**What to produce**
Reproduce the data in its entirety, exactly as supplied.

**Provided records**
--------------------------------------------------

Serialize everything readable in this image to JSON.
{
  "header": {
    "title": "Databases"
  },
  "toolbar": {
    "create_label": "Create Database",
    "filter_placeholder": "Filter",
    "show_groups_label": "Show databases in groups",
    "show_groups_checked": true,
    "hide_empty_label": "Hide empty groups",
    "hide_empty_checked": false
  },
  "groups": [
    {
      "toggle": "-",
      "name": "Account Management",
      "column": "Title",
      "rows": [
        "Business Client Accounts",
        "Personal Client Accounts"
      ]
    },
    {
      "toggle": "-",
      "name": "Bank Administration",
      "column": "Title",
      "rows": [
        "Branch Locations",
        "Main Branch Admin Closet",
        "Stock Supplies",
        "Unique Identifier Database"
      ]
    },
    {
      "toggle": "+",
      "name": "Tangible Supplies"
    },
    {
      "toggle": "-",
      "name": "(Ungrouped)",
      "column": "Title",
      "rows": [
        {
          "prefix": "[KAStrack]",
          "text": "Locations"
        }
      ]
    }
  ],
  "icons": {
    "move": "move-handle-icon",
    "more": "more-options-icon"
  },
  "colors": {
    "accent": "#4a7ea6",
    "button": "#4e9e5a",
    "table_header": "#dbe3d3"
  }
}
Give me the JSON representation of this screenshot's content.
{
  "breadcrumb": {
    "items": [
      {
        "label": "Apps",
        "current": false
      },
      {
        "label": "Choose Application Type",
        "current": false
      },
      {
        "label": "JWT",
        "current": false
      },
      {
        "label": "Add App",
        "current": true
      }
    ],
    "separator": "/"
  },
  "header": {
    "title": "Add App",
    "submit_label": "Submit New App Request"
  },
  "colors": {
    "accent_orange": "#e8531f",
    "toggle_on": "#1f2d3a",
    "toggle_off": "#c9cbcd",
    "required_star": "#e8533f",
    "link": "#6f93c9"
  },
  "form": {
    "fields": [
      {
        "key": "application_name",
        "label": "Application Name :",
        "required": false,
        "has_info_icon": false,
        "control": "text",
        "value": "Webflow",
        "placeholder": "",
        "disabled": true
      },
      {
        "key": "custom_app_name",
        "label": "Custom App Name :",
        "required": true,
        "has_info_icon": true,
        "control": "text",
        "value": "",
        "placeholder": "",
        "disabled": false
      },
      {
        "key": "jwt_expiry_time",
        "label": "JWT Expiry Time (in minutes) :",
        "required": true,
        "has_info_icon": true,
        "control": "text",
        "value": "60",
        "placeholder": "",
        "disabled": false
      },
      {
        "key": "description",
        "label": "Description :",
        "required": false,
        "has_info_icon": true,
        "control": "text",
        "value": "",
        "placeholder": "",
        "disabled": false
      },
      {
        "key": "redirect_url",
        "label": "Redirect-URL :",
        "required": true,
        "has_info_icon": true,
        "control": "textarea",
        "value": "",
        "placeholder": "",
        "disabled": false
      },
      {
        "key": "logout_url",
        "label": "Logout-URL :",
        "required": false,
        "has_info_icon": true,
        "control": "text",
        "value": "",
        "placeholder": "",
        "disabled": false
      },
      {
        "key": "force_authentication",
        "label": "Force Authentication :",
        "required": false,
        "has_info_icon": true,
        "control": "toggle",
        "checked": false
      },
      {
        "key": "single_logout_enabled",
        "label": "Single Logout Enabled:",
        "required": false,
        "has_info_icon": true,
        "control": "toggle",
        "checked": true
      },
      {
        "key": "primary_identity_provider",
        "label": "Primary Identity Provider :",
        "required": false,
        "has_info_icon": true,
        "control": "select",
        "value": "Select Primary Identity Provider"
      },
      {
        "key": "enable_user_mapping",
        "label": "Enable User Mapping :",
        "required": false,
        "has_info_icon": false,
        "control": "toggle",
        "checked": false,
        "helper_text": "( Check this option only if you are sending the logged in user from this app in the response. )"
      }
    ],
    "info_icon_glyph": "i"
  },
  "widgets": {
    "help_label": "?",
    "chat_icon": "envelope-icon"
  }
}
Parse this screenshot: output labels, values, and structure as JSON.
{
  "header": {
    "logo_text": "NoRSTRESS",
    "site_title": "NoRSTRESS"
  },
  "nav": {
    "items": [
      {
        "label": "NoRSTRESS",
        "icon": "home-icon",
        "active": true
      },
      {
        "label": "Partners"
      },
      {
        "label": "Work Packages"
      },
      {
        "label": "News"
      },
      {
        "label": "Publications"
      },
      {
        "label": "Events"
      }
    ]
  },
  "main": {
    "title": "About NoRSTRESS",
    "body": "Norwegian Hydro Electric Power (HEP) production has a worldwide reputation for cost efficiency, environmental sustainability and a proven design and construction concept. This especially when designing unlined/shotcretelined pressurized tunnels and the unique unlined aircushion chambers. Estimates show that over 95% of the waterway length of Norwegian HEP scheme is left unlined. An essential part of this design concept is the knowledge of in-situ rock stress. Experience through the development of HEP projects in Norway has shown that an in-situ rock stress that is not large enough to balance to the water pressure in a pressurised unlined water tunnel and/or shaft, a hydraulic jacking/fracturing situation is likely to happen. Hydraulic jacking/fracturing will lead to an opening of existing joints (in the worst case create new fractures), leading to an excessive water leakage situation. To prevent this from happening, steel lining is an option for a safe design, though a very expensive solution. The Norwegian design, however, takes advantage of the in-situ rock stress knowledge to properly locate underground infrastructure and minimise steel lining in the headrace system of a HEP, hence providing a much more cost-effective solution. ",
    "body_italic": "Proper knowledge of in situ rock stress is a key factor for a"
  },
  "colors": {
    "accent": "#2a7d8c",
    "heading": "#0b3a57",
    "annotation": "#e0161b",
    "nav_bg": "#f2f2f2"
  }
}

--------------------------------------------------

**The reply**
Serialize everything readable in this image to JSON.
{
  "header": {
    "title": "Databases"
  },
  "toolbar": {
    "create_label": "Create Database",
    "filter_placeholder": "Filter",
    "show_groups_label": "Show databases in groups",
    "show_groups_checked": true,
    "hide_empty_label": "Hide empty groups",
    "hide_empty_checked": false
  },
  "groups": [
    {
      "toggle": "-",
      "name": "Account Management",
      "column": "Title",
      "rows": [
        "Business Client Accounts",
        "Personal Client Accounts"
      ]
    },
    {
      "toggle": "-",
      "name": "Bank Administration",
      "column": "Title",
      "rows": [
        "Branch Locations",
        "Main Branch Admin Closet",
        "Stock Supplies",
        "Unique Identifier Database"
      ]
    },
    {
      "toggle": "+",
      "name": "Tangible Supplies"
    },
    {
      "toggle": "-",
      "name": "(Ungrouped)",
      "column": "Title",
      "rows": [
        {
          "prefix": "[KAStrack]",
          "text": "Locations"
        }
      ]
    }
  ],
  "icons": {
    "move": "move-handle-icon",
    "more": "more-options-icon"
  },
  "colors": {
    "accent": "#4a7ea6",
    "button": "#4e9e5a",
    "table_header": "#dbe3d3"
  }
}
Give me the JSON representation of this screenshot's content.
{
  "breadcrumb": {
    "items": [
      {
        "label": "Apps",
        "current": false
      },
      {
        "label": "Choose Application Type",
        "current": false
      },
      {
        "label": "JWT",
        "current": false
      },
      {
        "label": "Add App",
        "current": true
      }
    ],
    "separator": "/"
  },
  "header": {
    "title": "Add App",
    "submit_label": "Submit New App Request"
  },
  "colors": {
    "accent_orange": "#e8531f",
    "toggle_on": "#1f2d3a",
    "toggle_off": "#c9cbcd",
    "required_star": "#e8533f",
    "link": "#6f93c9"
  },
  "form": {
    "fields": [
      {
        "key": "application_name",
        "label": "Application Name :",
        "required": false,
        "has_info_icon": false,
        "control": "text",
        "value": "Webflow",
        "placeholder": "",
        "disabled": true
      },
      {
        "key": "custom_app_name",
        "label": "Custom App Name :",
        "required": true,
        "has_info_icon": true,
        "control": "text",
        "value": "",
        "placeholder": "",
        "disabled": false
      },
      {
        "key": "jwt_expiry_time",
        "label": "JWT Expiry Time (in minutes) :",
        "required": true,
        "has_info_icon": true,
        "control": "text",
        "value": "60",
        "placeholder": "",
        "disabled": false
      },
      {
        "key": "description",
        "label": "Description :",
        "required": false,
        "has_info_icon": true,
        "control": "text",
        "value": "",
        "placeholder": "",
        "disabled": false
      },
      {
        "key": "redirect_url",
        "label": "Redirect-URL :",
        "required": true,
        "has_info_icon": true,
        "control": "textarea",
        "value": "",
        "placeholder": "",
        "disabled": false
      },
      {
        "key": "logout_url",
        "label": "Logout-URL :",
        "required": false,
        "has_info_icon": true,
        "control": "text",
        "value": "",
        "placeholder": "",
        "disabled": false
      },
      {
        "key": "force_authentication",
        "label": "Force Authentication :",
        "required": false,
        "has_info_icon": true,
        "control": "toggle",
        "checked": false
      },
      {
        "key": "single_logout_enabled",
        "label": "Single Logout Enabled:",
        "required": false,
        "has_info_icon": true,
        "control": "toggle",
        "checked": true
      },
      {
        "key": "primary_identity_provider",
        "label": "Primary Identity Provider :",
        "required": false,
        "has_info_icon": true,
        "control": "select",
        "value": "Select Primary Identity Provider"
      },
      {
        "key": "enable_user_mapping",
        "label": "Enable User Mapping :",
        "required": false,
        "has_info_icon": false,
        "control": "toggle",
        "checked": false,
        "helper_text": "( Check this option only if you are sending the logged in user from this app in the response. )"
      }
    ],
    "info_icon_glyph": "i"
  },
  "widgets": {
    "help_label": "?",
    "chat_icon": "envelope-icon"
  }
}
Parse this screenshot: output labels, values, and structure as JSON.
{
  "header": {
    "logo_text": "NoRSTRESS",
    "site_title": "NoRSTRESS"
  },
  "nav": {
    "items": [
      {
        "label": "NoRSTRESS",
        "icon": "home-icon",
        "active": true
      },
      {
        "label": "Partners"
      },
      {
        "label": "Work Packages"
      },
      {
        "label": "News"
      },
      {
        "label": "Publications"
      },
      {
        "label": "Events"
      }
    ]
  },
  "main": {
    "title": "About NoRSTRESS",
    "body": "Norwegian Hydro Electric Power (HEP) production has a worldwide reputation for cost efficiency, environmental sustainability and a proven design and construction concept. This especially when designing unlined/shotcretelined pressurized tunnels and the unique unlined aircushion chambers. Estimates show that over 95% of the waterway length of Norwegian HEP scheme is left unlined. An essential part of this design concept is the knowledge of in-situ rock stress. Experience through the development of HEP projects in Norway has shown that an in-situ rock stress that is not large enough to balance to the water pressure in a pressurised unlined water tunnel and/or shaft, a hydraulic jacking/fracturing situation is likely to happen. Hydraulic jacking/fracturing will lead to an opening of existing joints (in the worst case create new fractures), leading to an excessive water leakage situation. To prevent this from happening, steel lining is an option for a safe design, though a very expensive solution. The Norwegian design, however, takes advantage of the in-situ rock stress knowledge to properly locate underground infrastructure and minimise steel lining in the headrace system of a HEP, hence providing a much more cost-effective solution. ",
    "body_italic": "Proper knowledge of in situ rock stress is a key factor for a"
  },
  "colors": {
    "accent": "#2a7d8c",
    "heading": "#0b3a57",
    "annotation": "#e0161b",
    "nav_bg": "#f2f2f2"
  }
}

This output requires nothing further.